Below are the records; collect from them each line containing the string "name".
======== Data rows ========
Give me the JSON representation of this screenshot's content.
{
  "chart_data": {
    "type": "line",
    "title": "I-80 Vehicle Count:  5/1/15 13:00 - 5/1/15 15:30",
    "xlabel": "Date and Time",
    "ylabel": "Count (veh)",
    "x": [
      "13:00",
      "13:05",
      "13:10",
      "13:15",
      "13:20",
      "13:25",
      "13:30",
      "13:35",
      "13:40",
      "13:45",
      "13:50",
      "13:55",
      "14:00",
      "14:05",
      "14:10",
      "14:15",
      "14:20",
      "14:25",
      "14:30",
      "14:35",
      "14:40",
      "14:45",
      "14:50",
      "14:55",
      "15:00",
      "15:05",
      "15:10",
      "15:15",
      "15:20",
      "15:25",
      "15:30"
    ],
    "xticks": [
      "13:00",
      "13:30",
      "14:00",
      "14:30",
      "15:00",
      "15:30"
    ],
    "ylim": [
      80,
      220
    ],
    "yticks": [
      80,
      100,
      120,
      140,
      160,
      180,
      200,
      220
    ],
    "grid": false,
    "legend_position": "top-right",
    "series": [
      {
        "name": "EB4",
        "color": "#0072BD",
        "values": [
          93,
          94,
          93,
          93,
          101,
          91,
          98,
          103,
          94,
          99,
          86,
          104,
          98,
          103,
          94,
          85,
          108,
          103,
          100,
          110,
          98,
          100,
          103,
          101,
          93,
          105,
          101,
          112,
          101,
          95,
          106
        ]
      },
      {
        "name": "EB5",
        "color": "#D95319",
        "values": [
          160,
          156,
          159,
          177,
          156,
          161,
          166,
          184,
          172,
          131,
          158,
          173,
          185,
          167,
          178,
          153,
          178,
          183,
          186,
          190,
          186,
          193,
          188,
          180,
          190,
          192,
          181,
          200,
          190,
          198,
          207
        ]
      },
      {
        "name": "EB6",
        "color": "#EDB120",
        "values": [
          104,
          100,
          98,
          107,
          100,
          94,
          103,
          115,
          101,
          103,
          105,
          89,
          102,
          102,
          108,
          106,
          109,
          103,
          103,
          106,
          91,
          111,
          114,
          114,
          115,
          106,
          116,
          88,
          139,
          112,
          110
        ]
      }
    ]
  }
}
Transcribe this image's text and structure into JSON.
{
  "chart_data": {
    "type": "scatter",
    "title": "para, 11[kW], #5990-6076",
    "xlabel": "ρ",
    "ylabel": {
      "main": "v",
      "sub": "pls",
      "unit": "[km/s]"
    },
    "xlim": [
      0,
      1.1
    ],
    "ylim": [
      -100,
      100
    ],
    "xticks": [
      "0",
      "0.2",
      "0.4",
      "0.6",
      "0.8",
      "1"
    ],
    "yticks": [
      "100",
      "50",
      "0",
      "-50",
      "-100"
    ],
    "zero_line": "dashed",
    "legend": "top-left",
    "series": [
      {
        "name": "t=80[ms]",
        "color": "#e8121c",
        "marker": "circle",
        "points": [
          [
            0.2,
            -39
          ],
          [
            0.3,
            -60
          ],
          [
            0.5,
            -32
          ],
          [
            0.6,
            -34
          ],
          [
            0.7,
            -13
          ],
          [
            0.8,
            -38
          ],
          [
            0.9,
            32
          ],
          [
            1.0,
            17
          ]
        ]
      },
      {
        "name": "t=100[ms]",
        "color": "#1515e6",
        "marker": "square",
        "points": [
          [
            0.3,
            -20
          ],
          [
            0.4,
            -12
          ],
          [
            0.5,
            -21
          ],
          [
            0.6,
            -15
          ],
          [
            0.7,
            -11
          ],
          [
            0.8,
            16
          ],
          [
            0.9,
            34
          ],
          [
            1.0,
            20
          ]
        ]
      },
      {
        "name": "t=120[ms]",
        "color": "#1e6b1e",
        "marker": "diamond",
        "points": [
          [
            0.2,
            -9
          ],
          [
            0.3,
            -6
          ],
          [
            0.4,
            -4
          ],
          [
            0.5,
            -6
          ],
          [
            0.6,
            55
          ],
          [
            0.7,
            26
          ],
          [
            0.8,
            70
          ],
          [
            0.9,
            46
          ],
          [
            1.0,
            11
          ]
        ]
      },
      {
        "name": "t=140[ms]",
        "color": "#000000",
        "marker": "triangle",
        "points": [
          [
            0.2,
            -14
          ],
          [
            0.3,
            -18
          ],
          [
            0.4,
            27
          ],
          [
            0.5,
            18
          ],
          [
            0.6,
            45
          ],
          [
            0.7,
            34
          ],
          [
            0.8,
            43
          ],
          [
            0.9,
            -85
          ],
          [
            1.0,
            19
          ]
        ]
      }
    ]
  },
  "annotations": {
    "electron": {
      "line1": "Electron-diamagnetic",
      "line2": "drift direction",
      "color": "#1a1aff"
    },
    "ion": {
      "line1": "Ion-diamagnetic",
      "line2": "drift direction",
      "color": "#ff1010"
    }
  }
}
========
Solved exercise
        "name": "EB4",
        "name": "EB5",
        "name": "EB6",
        "name": "t=80[ms]",
        "name": "t=100[ms]",
        "name": "t=120[ms]",
        "name": "t=140[ms]",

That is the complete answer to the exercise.